Written exercise
Gather all lines with the word "此显示有" in them.

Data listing
--------

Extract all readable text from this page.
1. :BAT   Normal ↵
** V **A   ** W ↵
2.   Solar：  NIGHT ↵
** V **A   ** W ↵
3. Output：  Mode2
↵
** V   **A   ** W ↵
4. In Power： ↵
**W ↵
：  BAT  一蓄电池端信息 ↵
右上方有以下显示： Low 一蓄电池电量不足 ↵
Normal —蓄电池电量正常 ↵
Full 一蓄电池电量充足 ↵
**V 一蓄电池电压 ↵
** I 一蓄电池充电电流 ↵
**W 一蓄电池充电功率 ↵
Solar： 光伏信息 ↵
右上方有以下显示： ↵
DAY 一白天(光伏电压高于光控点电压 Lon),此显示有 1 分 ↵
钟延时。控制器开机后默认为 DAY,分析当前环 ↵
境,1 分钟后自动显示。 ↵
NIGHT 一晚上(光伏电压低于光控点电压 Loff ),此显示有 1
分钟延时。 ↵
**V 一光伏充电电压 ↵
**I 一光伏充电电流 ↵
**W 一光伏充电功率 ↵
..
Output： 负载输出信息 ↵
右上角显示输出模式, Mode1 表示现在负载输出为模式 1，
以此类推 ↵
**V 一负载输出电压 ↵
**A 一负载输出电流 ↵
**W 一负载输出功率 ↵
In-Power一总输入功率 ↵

--------

The reply
DAY 一白天(光伏电压高于光控点电压 Lon),此显示有 1 分 ↵
NIGHT 一晚上(光伏电压低于光控点电压 Loff ),此显示有 1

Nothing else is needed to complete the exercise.